--- BEGIN ---

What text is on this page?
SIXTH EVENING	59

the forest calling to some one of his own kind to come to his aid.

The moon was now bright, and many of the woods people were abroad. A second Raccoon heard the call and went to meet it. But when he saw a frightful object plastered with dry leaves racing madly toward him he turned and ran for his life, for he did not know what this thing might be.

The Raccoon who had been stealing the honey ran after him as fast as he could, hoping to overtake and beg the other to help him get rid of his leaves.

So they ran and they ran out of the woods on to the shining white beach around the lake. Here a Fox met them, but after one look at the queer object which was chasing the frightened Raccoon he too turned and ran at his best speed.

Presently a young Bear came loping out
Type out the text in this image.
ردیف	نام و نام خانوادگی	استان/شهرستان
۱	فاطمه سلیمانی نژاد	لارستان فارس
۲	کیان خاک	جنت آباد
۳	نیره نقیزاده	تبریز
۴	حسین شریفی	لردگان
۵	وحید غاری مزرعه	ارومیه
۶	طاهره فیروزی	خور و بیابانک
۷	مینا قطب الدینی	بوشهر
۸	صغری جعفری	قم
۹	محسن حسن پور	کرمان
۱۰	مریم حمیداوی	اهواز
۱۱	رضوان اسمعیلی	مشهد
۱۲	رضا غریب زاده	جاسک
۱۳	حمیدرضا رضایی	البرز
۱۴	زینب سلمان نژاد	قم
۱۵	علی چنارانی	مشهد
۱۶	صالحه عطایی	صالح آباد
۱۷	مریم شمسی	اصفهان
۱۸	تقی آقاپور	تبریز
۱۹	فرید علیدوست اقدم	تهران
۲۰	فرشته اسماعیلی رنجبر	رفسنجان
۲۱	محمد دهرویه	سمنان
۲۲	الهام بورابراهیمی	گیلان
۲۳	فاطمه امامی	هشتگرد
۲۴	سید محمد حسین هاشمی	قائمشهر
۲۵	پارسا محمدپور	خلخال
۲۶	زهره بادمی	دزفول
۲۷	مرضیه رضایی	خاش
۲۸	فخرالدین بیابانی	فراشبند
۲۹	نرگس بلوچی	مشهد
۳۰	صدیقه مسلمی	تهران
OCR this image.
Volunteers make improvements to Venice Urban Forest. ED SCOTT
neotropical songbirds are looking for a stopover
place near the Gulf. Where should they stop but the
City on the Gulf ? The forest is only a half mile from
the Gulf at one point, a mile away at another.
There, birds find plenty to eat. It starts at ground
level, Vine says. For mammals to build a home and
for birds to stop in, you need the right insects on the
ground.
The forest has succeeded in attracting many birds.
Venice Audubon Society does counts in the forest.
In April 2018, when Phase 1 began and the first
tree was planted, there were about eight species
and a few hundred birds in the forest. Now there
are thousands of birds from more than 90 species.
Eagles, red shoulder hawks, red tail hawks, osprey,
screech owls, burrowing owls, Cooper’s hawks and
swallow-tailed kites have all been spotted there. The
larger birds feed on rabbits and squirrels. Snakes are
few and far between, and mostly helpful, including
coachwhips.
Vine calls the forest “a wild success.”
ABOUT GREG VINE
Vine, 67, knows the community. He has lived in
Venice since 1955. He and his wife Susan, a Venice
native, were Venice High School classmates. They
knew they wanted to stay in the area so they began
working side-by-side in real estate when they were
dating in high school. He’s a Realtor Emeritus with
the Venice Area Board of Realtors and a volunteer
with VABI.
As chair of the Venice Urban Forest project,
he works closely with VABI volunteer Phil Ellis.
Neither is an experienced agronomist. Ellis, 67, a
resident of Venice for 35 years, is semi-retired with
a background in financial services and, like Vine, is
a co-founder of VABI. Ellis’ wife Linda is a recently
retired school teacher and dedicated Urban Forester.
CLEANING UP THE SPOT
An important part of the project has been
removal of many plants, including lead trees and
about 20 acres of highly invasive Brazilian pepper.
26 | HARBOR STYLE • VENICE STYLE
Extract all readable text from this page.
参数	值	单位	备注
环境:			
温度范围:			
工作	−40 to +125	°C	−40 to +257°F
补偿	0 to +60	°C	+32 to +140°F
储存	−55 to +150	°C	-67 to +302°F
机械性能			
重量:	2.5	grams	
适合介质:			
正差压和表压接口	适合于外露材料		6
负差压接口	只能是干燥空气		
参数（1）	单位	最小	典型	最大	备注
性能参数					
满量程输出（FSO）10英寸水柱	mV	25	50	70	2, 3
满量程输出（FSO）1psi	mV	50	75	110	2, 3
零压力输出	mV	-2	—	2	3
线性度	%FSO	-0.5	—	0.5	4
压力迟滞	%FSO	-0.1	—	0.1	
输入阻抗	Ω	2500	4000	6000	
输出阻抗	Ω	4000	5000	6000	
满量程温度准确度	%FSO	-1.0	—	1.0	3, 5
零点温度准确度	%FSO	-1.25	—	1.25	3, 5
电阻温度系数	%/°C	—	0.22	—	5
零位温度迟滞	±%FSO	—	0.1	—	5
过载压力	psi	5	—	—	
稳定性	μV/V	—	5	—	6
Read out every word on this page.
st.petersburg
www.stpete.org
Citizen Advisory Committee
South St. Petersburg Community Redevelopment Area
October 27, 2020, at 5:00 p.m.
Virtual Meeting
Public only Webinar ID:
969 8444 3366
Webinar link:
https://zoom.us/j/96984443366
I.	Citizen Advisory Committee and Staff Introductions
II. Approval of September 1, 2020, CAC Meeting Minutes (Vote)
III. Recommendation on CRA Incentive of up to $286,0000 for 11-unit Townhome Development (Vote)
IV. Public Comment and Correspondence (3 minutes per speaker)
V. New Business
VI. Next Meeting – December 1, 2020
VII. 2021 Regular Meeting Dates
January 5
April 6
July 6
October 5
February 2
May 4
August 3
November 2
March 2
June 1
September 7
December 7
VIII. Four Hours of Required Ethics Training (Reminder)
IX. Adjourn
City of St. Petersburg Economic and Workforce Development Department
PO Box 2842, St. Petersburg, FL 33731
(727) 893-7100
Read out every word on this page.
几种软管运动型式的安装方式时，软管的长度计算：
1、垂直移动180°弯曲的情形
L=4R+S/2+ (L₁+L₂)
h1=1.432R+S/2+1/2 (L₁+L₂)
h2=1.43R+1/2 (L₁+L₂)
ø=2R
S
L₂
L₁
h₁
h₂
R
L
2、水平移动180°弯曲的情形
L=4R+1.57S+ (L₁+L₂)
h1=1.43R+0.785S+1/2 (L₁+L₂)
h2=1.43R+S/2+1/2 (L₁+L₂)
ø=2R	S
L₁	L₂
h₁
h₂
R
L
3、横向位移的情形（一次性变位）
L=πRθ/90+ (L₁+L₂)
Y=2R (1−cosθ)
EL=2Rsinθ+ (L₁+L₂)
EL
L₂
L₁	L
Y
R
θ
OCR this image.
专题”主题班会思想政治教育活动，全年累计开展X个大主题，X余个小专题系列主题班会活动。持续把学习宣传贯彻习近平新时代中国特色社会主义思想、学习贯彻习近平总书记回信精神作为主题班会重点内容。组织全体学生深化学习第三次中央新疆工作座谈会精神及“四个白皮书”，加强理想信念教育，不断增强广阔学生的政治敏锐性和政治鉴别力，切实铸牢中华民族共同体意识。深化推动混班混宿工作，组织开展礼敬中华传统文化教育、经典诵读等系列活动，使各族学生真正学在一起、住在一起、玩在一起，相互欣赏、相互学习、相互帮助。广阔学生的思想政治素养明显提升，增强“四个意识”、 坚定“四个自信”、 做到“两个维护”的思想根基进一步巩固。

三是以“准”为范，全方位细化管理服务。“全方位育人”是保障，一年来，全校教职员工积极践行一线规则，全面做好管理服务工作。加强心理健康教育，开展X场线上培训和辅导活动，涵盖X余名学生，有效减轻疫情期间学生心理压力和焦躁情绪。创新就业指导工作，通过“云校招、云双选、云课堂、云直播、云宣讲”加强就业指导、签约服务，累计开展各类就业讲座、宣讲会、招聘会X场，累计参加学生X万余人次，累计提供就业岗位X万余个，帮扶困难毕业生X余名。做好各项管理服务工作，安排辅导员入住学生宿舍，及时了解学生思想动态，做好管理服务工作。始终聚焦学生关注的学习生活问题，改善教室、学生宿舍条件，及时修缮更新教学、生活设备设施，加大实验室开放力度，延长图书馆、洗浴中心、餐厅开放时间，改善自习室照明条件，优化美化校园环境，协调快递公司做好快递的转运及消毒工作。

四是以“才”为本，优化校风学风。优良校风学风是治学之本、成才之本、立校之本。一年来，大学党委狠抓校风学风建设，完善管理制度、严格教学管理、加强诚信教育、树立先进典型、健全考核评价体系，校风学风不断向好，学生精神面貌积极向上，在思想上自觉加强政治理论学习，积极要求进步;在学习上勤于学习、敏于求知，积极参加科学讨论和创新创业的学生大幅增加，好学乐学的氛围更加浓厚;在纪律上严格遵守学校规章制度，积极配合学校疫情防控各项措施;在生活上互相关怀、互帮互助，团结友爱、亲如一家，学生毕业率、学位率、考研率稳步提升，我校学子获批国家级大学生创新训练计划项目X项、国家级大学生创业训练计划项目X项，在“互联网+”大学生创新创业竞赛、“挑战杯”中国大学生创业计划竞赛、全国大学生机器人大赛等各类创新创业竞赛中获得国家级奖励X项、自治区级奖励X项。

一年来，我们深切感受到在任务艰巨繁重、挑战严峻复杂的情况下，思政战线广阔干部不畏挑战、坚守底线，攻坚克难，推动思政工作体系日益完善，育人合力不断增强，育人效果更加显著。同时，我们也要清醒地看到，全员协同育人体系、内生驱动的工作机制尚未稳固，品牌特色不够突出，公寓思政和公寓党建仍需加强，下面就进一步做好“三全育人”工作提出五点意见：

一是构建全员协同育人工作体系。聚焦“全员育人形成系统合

--- END ---

PROMPT: Give only the number of lines in the listing above that include the string "April".

EXERCISE OUTPUT: 2